───── Source records

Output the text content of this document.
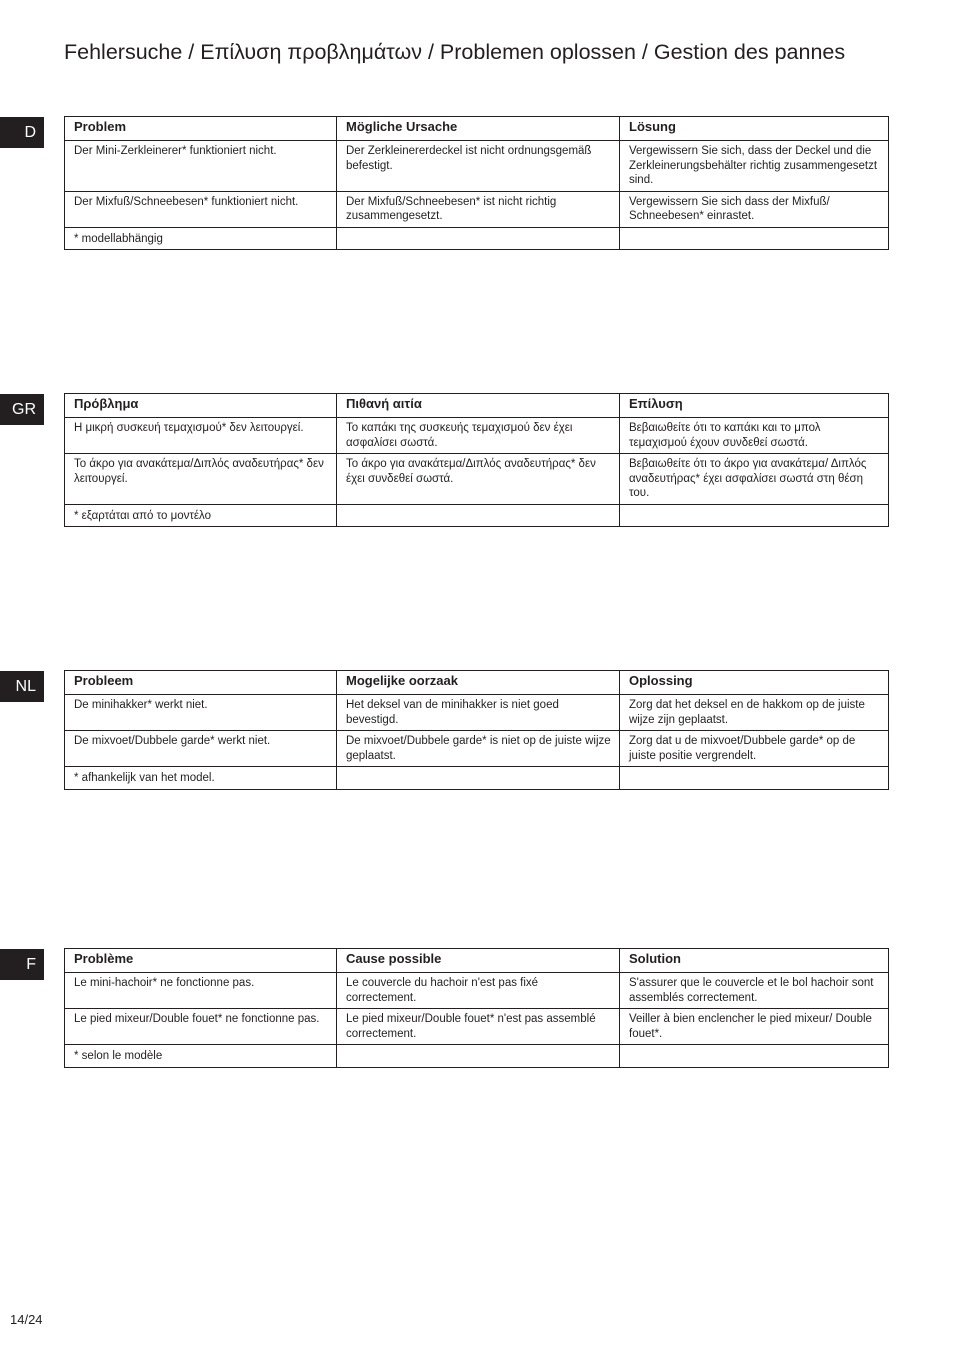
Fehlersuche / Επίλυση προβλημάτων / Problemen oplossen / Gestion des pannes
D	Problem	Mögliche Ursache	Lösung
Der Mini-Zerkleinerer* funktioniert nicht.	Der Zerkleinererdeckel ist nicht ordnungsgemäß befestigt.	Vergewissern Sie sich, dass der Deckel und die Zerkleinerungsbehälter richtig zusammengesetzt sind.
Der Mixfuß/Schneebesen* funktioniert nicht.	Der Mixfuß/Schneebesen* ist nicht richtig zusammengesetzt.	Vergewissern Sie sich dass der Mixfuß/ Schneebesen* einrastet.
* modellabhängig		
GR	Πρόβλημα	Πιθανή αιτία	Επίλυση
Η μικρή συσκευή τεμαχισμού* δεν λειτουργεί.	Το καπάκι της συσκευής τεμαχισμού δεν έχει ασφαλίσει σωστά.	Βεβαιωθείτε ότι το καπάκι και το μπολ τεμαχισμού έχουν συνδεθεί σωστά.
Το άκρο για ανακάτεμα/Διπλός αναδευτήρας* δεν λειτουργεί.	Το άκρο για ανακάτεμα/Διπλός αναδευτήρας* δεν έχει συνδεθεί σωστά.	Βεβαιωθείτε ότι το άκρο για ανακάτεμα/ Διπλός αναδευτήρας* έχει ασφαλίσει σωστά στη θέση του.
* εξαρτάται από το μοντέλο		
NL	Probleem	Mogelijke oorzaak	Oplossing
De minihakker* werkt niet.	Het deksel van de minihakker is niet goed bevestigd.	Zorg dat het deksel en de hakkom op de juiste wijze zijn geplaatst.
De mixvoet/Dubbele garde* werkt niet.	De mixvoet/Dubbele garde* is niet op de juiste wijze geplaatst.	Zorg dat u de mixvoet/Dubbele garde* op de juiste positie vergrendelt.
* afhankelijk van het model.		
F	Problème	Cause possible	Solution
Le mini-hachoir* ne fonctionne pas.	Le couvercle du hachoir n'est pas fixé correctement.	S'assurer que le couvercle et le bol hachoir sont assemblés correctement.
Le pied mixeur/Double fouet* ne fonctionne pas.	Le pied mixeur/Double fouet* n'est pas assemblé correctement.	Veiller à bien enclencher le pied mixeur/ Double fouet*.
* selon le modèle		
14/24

──────────

=== Goal ===
From the data above, gather every line that includes the word "fonctionne".

=== Completed exercise ===
Le mini-hachoir* ne fonctionne pas.	Le couvercle du hachoir n'est pas fixé correctement.	S'assurer que le couvercle et le bol hachoir sont assemblés correctement.
Le pied mixeur/Double fouet* ne fonctionne pas.	Le pied mixeur/Double fouet* n'est pas assemblé correctement.	Veiller à bien enclencher le pied mixeur/ Double fouet*.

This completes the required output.